Given problem. Using the material that follows, identify and copy each line with the string "this".

The input.
┄┄┄┄┄┄┄┄┄┄┄┄┄┄┄┄┄┄┄┄

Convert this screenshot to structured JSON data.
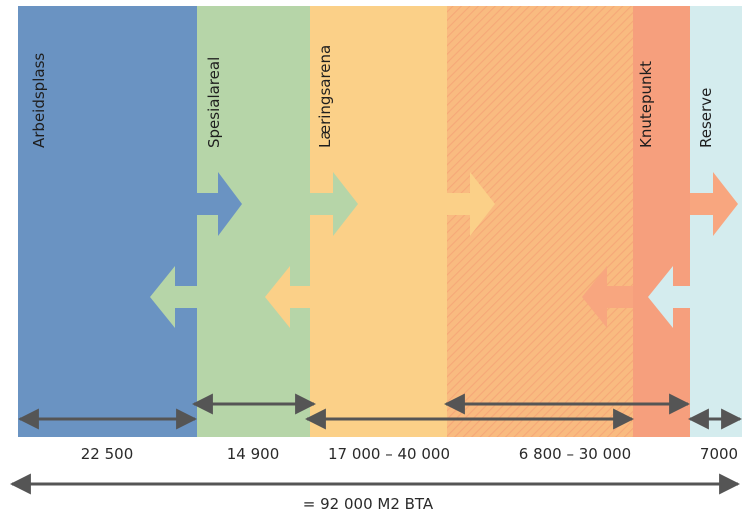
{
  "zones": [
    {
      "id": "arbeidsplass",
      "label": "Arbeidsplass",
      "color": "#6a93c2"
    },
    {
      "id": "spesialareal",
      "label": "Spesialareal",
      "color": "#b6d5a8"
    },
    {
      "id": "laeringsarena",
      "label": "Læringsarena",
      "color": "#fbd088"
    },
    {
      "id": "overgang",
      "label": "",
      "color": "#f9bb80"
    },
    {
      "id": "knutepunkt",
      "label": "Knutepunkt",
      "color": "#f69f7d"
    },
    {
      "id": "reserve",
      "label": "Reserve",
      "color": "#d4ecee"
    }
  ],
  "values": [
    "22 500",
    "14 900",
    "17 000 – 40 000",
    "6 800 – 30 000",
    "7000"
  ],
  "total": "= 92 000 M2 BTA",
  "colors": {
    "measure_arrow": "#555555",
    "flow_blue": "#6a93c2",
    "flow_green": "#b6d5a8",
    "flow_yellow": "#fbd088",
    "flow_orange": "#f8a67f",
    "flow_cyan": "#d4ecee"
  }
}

┄┄┄┄┄┄┄┄┄┄┄┄┄┄┄┄┄┄┄┄

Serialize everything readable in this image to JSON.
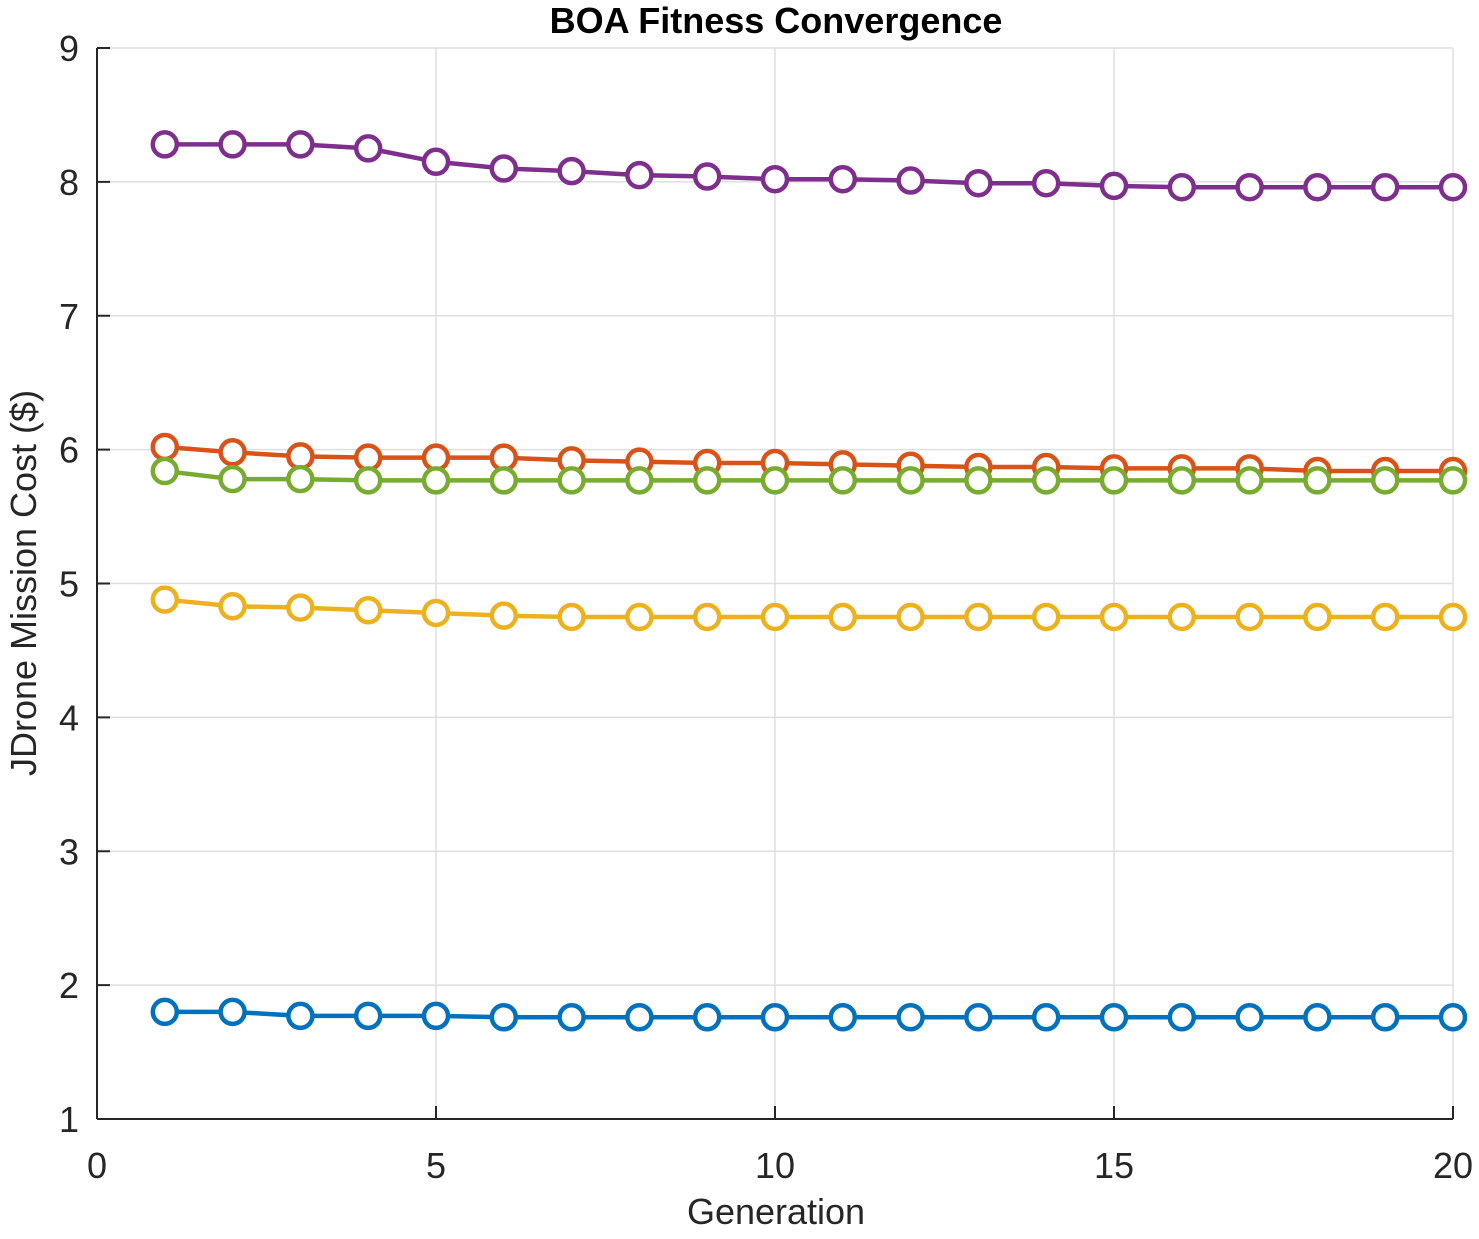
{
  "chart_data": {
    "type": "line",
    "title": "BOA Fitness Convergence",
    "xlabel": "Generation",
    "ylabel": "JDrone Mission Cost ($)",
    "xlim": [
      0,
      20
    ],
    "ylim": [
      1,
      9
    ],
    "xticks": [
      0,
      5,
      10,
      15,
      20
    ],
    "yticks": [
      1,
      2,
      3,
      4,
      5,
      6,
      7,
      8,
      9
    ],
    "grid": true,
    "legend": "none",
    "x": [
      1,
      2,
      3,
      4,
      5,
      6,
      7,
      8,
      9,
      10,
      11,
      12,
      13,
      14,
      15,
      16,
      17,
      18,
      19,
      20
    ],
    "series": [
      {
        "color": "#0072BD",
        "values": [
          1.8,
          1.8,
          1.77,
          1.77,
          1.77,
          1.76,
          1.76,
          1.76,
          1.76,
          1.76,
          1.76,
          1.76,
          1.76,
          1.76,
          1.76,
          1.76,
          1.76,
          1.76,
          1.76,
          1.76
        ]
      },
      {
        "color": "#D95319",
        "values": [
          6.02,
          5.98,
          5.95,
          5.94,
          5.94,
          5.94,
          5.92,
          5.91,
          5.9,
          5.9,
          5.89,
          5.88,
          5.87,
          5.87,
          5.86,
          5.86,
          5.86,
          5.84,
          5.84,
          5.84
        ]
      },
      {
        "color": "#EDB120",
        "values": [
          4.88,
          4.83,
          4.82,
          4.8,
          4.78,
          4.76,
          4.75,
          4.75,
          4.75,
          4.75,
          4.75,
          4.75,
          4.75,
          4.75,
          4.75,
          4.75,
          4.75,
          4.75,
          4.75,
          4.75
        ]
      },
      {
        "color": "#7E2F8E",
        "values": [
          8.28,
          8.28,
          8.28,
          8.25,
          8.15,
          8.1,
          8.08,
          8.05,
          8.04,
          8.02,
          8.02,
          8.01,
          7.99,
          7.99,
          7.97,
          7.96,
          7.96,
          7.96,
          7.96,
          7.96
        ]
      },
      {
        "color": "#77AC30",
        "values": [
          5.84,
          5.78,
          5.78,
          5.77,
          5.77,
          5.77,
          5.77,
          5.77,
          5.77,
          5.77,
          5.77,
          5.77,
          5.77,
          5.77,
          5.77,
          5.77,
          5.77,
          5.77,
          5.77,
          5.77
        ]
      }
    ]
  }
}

┄┄┄┄┄┄┄┄┄┄┄┄┄┄┄┄┄┄┄┄

Solution to the problem.
Convert this screenshot to structured JSON data.
Serialize everything readable in this image to JSON.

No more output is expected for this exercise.